Work to do :: Render the material again word for word, skipping the pictures in it.

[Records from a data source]
Begin
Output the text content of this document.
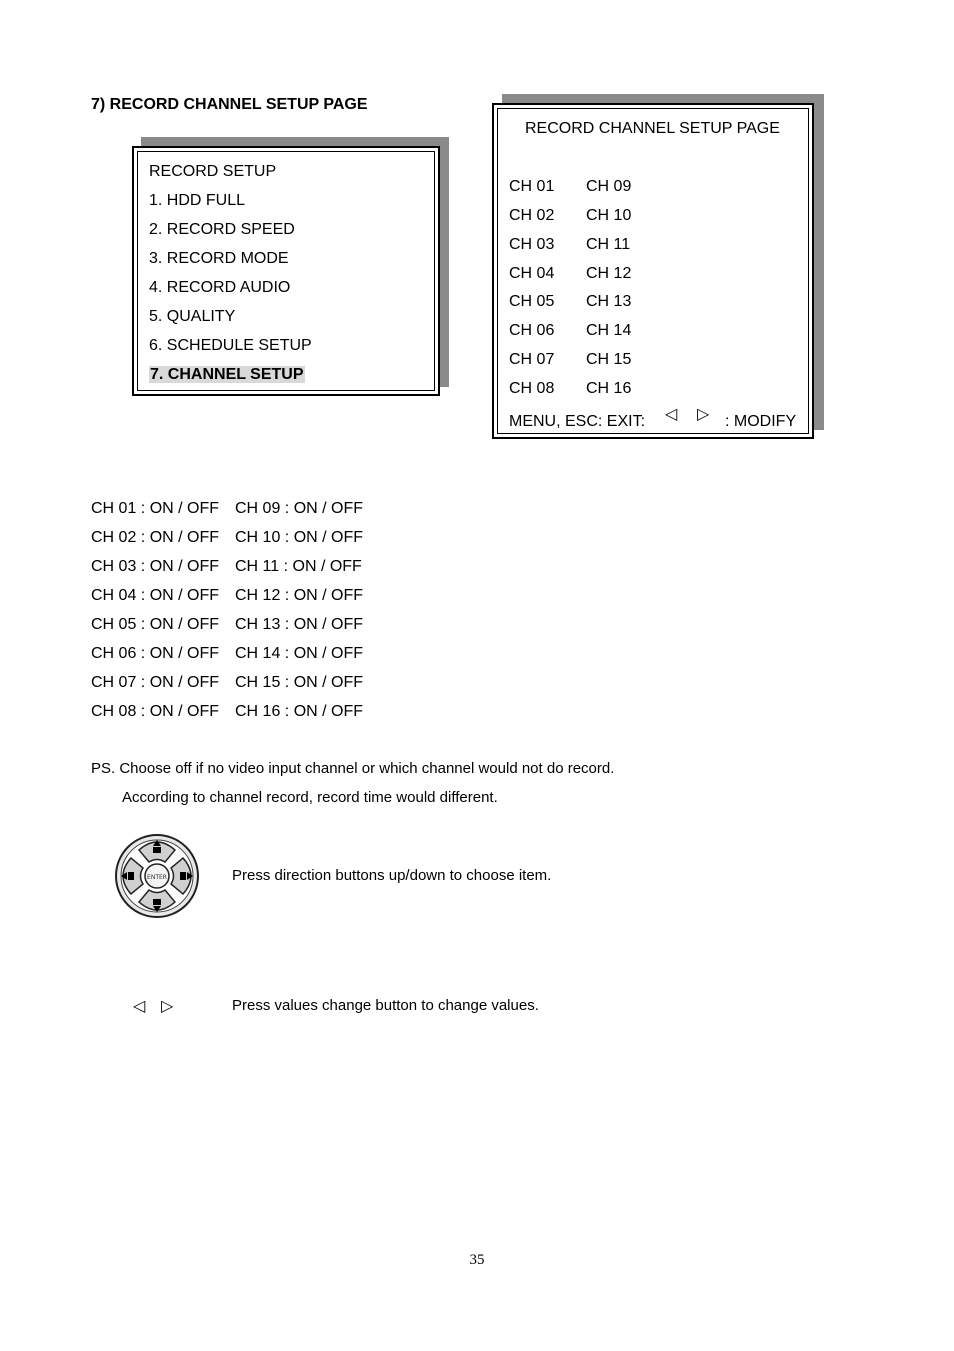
7) RECORD CHANNEL SETUP PAGE
RECORD SETUP
1. HDD FULL
2. RECORD SPEED
3. RECORD MODE
4. RECORD AUDIO
5. QUALITY
6. SCHEDULE SETUP
7. CHANNEL SETUP
RECORD CHANNEL SETUP PAGE
CH 01
CH 02
CH 03
CH 04
CH 05
CH 06
CH 07
CH 08
CH 09
CH 10
CH 11
CH 12
CH 13
CH 14
CH 15
CH 16
MENU, ESC: EXIT: ◁ ▷ : MODIFY
CH 01 : ON / OFF CH 09 : ON / OFF
CH 02 : ON / OFF CH 10 : ON / OFF
CH 03 : ON / OFF CH 11 : ON / OFF
CH 04 : ON / OFF CH 12 : ON / OFF
CH 05 : ON / OFF CH 13 : ON / OFF
CH 06 : ON / OFF CH 14 : ON / OFF
CH 07 : ON / OFF CH 15 : ON / OFF
CH 08 : ON / OFF CH 16 : ON / OFF
PS. Choose off if no video input channel or which channel would not do record.
According to channel record, record time would different.
ENTER	Press direction buttons up/down to choose item.
◁ ▷	Press values change button to change values.
35
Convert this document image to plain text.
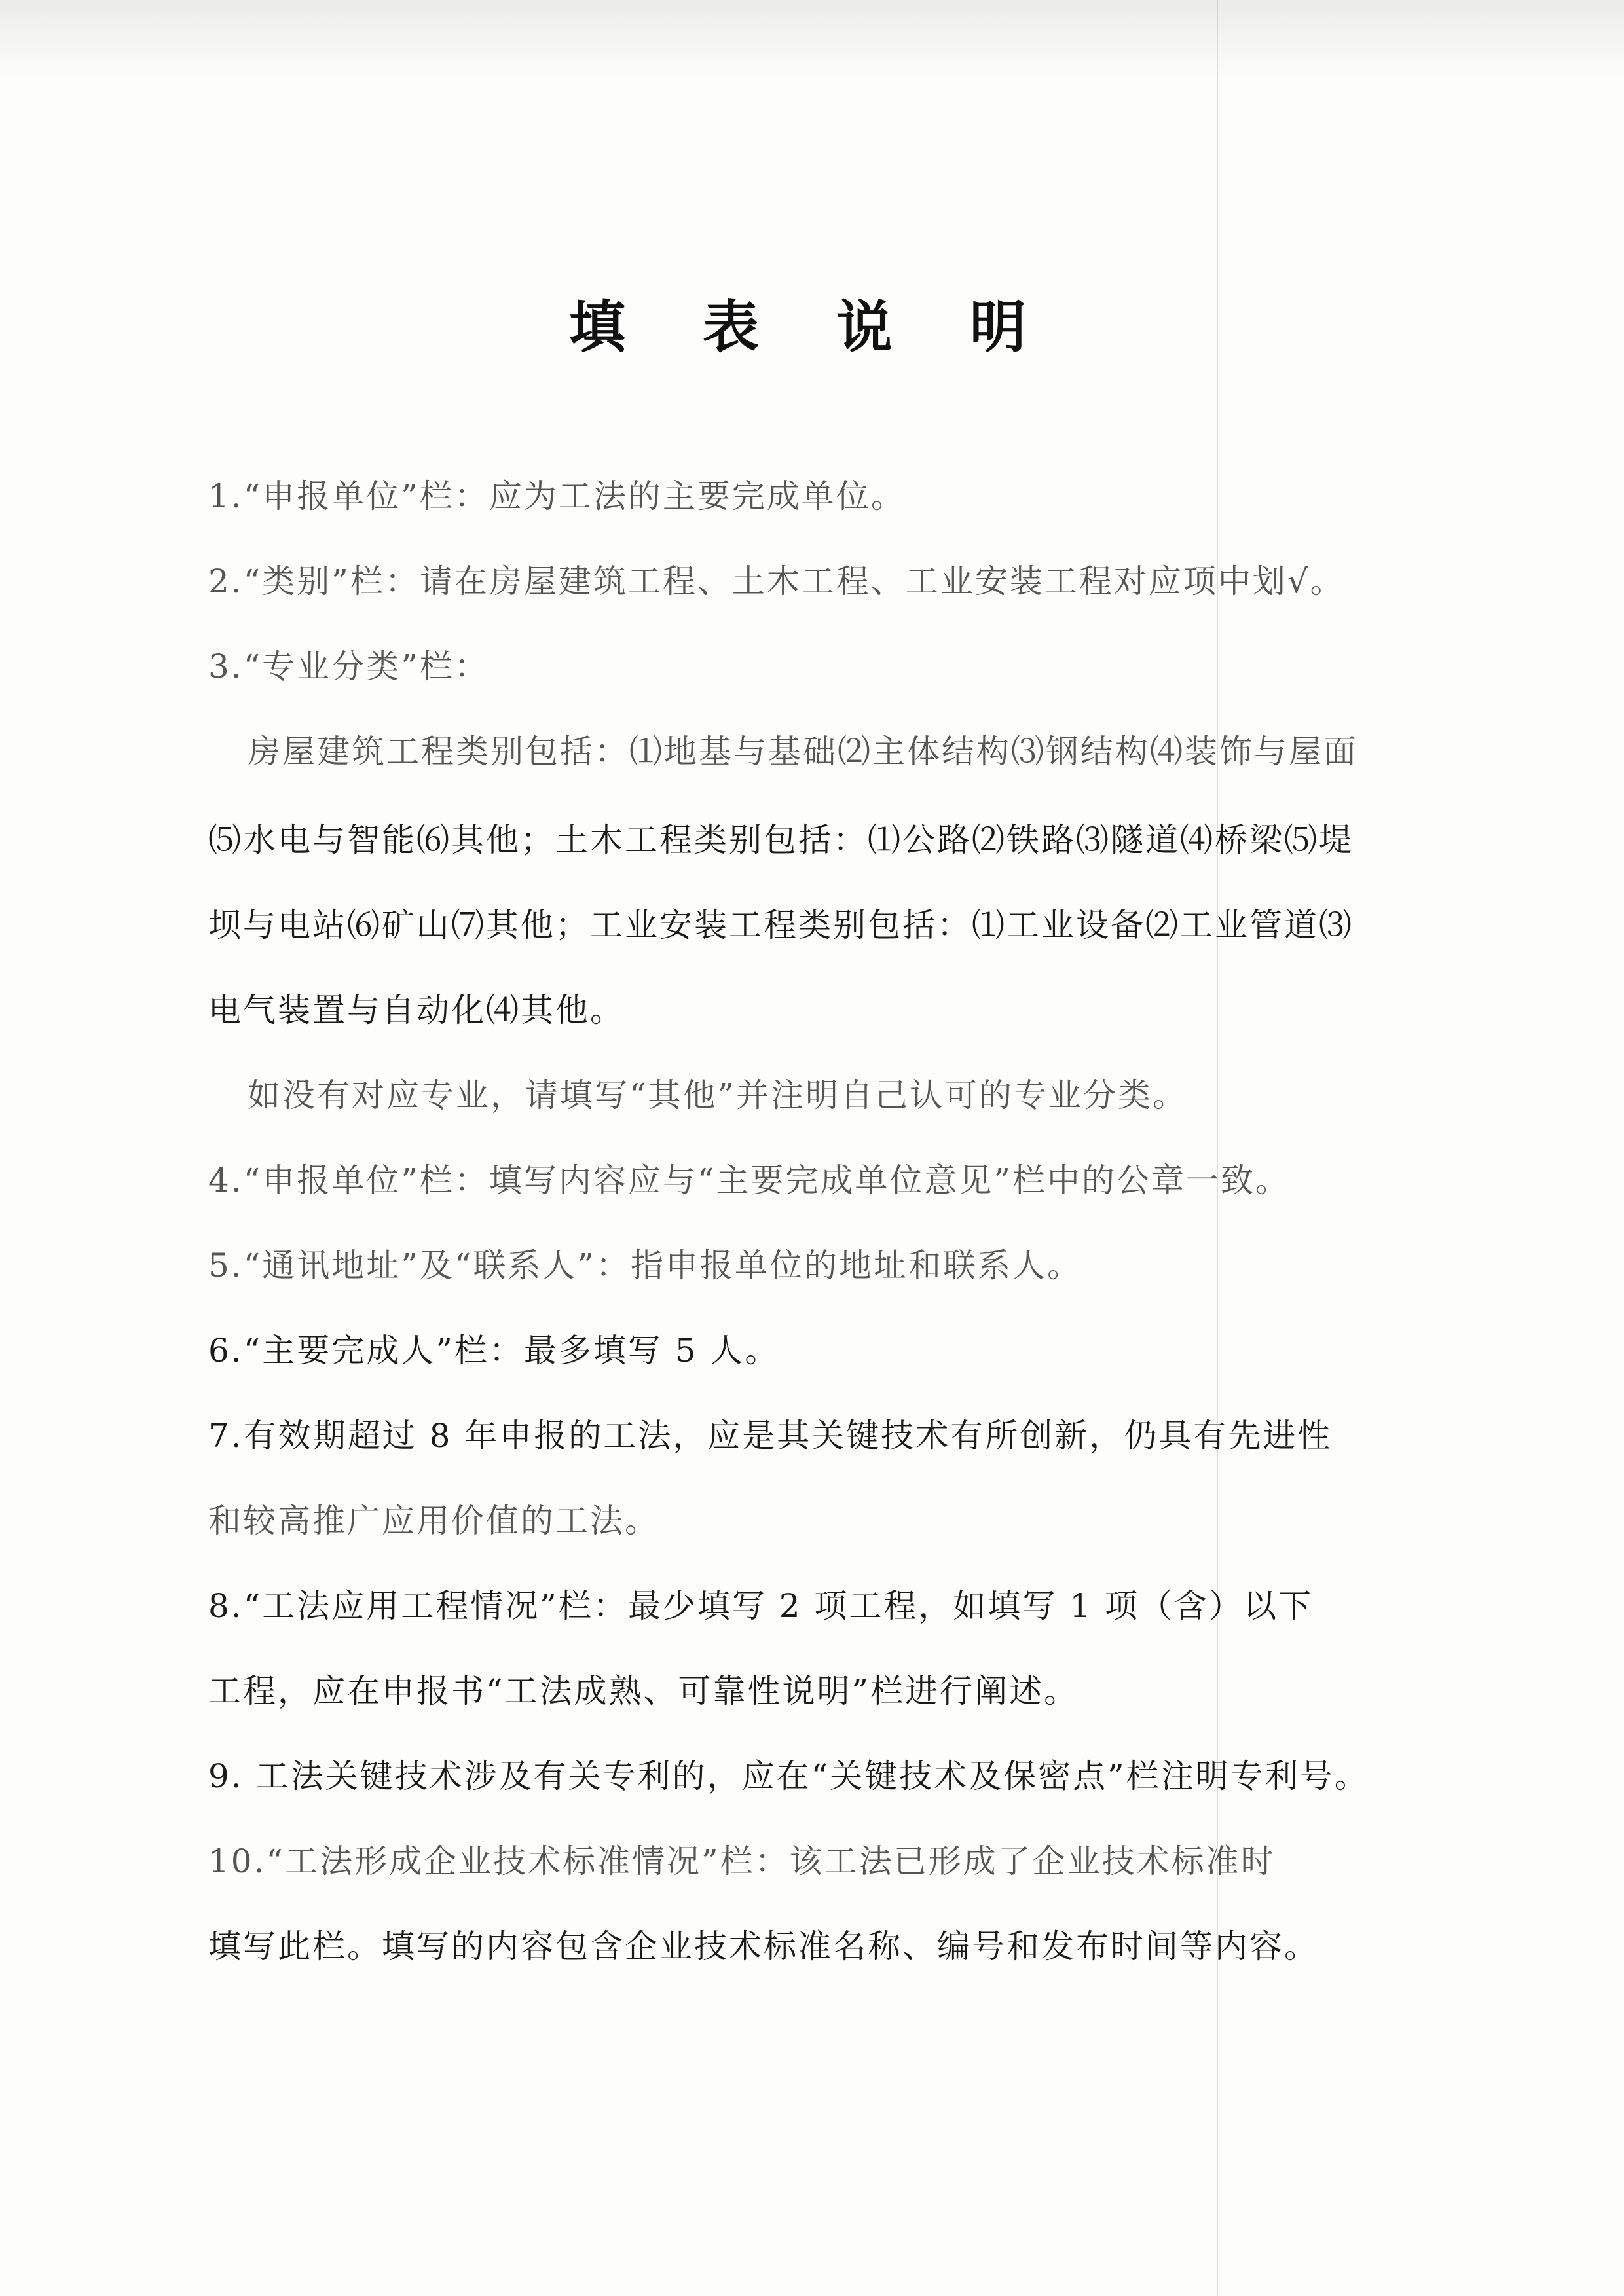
填 表 说 明
1.“申报单位”栏：应为工法的主要完成单位。
2.“类别”栏：请在房屋建筑工程、土木工程、工业安装工程对应项中划√。
3.“专业分类”栏：
房屋建筑工程类别包括：⑴地基与基础⑵主体结构⑶钢结构⑷装饰与屋面
⑸水电与智能⑹其他；土木工程类别包括：⑴公路⑵铁路⑶隧道⑷桥梁⑸堤
坝与电站⑹矿山⑺其他；工业安装工程类别包括：⑴工业设备⑵工业管道⑶
电气装置与自动化⑷其他。
如没有对应专业，请填写“其他”并注明自己认可的专业分类。
4.“申报单位”栏：填写内容应与“主要完成单位意见”栏中的公章一致。
5.“通讯地址”及“联系人”：指申报单位的地址和联系人。
6.“主要完成人”栏：最多填写 5 人。
7.有效期超过 8 年申报的工法，应是其关键技术有所创新，仍具有先进性
和较高推广应用价值的工法。
8.“工法应用工程情况”栏：最少填写 2 项工程，如填写 1 项（含）以下
工程，应在申报书“工法成熟、可靠性说明”栏进行阐述。
9. 工法关键技术涉及有关专利的，应在“关键技术及保密点”栏注明专利号。
10.“工法形成企业技术标准情况”栏：该工法已形成了企业技术标准时
填写此栏。填写的内容包含企业技术标准名称、编号和发布时间等内容。
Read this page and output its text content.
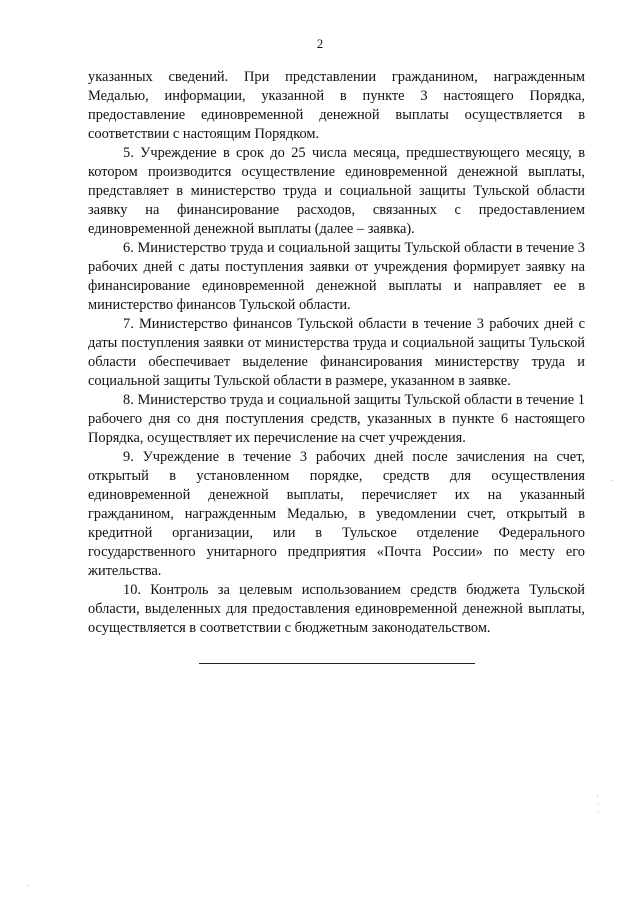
2

указанных сведений. При представлении гражданином, награжденным Медалью, информации, указанной в пункте 3 настоящего Порядка, предоставление единовременной денежной выплаты осуществляется в соответствии с настоящим Порядком.

5. Учреждение в срок до 25 числа месяца, предшествующего месяцу, в котором производится осуществление единовременной денежной выплаты, представляет в министерство труда и социальной защиты Тульской области заявку на финансирование расходов, связанных с предоставлением единовременной денежной выплаты (далее – заявка).

6. Министерство труда и социальной защиты Тульской области в течение 3 рабочих дней с даты поступления заявки от учреждения формирует заявку на финансирование единовременной денежной выплаты и направляет ее в министерство финансов Тульской области.

7. Министерство финансов Тульской области в течение 3 рабочих дней с даты поступления заявки от министерства труда и социальной защиты Тульской области обеспечивает выделение финансирования министерству труда и социальной защиты Тульской области в размере, указанном в заявке.

8. Министерство труда и социальной защиты Тульской области в течение 1 рабочего дня со дня поступления средств, указанных в пункте 6 настоящего Порядка, осуществляет их перечисление на счет учреждения.

9. Учреждение в течение 3 рабочих дней после зачисления на счет, открытый в установленном порядке, средств для осуществления единовременной денежной выплаты, перечисляет их на указанный гражданином, награжденным Медалью, в уведомлении счет, открытый в кредитной организации, или в Тульское отделение Федерального государственного унитарного предприятия «Почта России» по месту его жительства.

10. Контроль за целевым использованием средств бюджета Тульской области, выделенных для предоставления единовременной денежной выплаты, осуществляется в соответствии с бюджетным законодательством.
End
Expected output ::
Output the text content of this document.
7) RECORD CHANNEL SETUP PAGE
RECORD SETUP
1. HDD FULL
2. RECORD SPEED
3. RECORD MODE
4. RECORD AUDIO
5. QUALITY
6. SCHEDULE SETUP
7. CHANNEL SETUP
RECORD CHANNEL SETUP PAGE
CH 01
CH 02
CH 03
CH 04
CH 05
CH 06
CH 07
CH 08
CH 09
CH 10
CH 11
CH 12
CH 13
CH 14
CH 15
CH 16
MENU, ESC: EXIT: ◁ ▷ : MODIFY
CH 01 : ON / OFF CH 09 : ON / OFF
CH 02 : ON / OFF CH 10 : ON / OFF
CH 03 : ON / OFF CH 11 : ON / OFF
CH 04 : ON / OFF CH 12 : ON / OFF
CH 05 : ON / OFF CH 13 : ON / OFF
CH 06 : ON / OFF CH 14 : ON / OFF
CH 07 : ON / OFF CH 15 : ON / OFF
CH 08 : ON / OFF CH 16 : ON / OFF
PS. Choose off if no video input channel or which channel would not do record.
According to channel record, record time would different.
ENTER	Press direction buttons up/down to choose item.
◁ ▷	Press values change button to change values.
35
Convert this document image to plain text.
填 表 说 明
1.“申报单位”栏：应为工法的主要完成单位。
2.“类别”栏：请在房屋建筑工程、土木工程、工业安装工程对应项中划√。
3.“专业分类”栏：
房屋建筑工程类别包括：⑴地基与基础⑵主体结构⑶钢结构⑷装饰与屋面
⑸水电与智能⑹其他；土木工程类别包括：⑴公路⑵铁路⑶隧道⑷桥梁⑸堤
坝与电站⑹矿山⑺其他；工业安装工程类别包括：⑴工业设备⑵工业管道⑶
电气装置与自动化⑷其他。
如没有对应专业，请填写“其他”并注明自己认可的专业分类。
4.“申报单位”栏：填写内容应与“主要完成单位意见”栏中的公章一致。
5.“通讯地址”及“联系人”：指申报单位的地址和联系人。
6.“主要完成人”栏：最多填写 5 人。
7.有效期超过 8 年申报的工法，应是其关键技术有所创新，仍具有先进性
和较高推广应用价值的工法。
8.“工法应用工程情况”栏：最少填写 2 项工程，如填写 1 项（含）以下
工程，应在申报书“工法成熟、可靠性说明”栏进行阐述。
9. 工法关键技术涉及有关专利的，应在“关键技术及保密点”栏注明专利号。
10.“工法形成企业技术标准情况”栏：该工法已形成了企业技术标准时
填写此栏。填写的内容包含企业技术标准名称、编号和发布时间等内容。
Read this page and output its text content.
2

указанных сведений. При представлении гражданином, награжденным Медалью, информации, указанной в пункте 3 настоящего Порядка, предоставление единовременной денежной выплаты осуществляется в соответствии с настоящим Порядком.

5. Учреждение в срок до 25 числа месяца, предшествующего месяцу, в котором производится осуществление единовременной денежной выплаты, представляет в министерство труда и социальной защиты Тульской области заявку на финансирование расходов, связанных с предоставлением единовременной денежной выплаты (далее – заявка).

6. Министерство труда и социальной защиты Тульской области в течение 3 рабочих дней с даты поступления заявки от учреждения формирует заявку на финансирование единовременной денежной выплаты и направляет ее в министерство финансов Тульской области.

7. Министерство финансов Тульской области в течение 3 рабочих дней с даты поступления заявки от министерства труда и социальной защиты Тульской области обеспечивает выделение финансирования министерству труда и социальной защиты Тульской области в размере, указанном в заявке.

8. Министерство труда и социальной защиты Тульской области в течение 1 рабочего дня со дня поступления средств, указанных в пункте 6 настоящего Порядка, осуществляет их перечисление на счет учреждения.

9. Учреждение в течение 3 рабочих дней после зачисления на счет, открытый в установленном порядке, средств для осуществления единовременной денежной выплаты, перечисляет их на указанный гражданином, награжденным Медалью, в уведомлении счет, открытый в кредитной организации, или в Тульское отделение Федерального государственного унитарного предприятия «Почта России» по месту его жительства.

10. Контроль за целевым использованием средств бюджета Тульской области, выделенных для предоставления единовременной денежной выплаты, осуществляется в соответствии с бюджетным законодательством.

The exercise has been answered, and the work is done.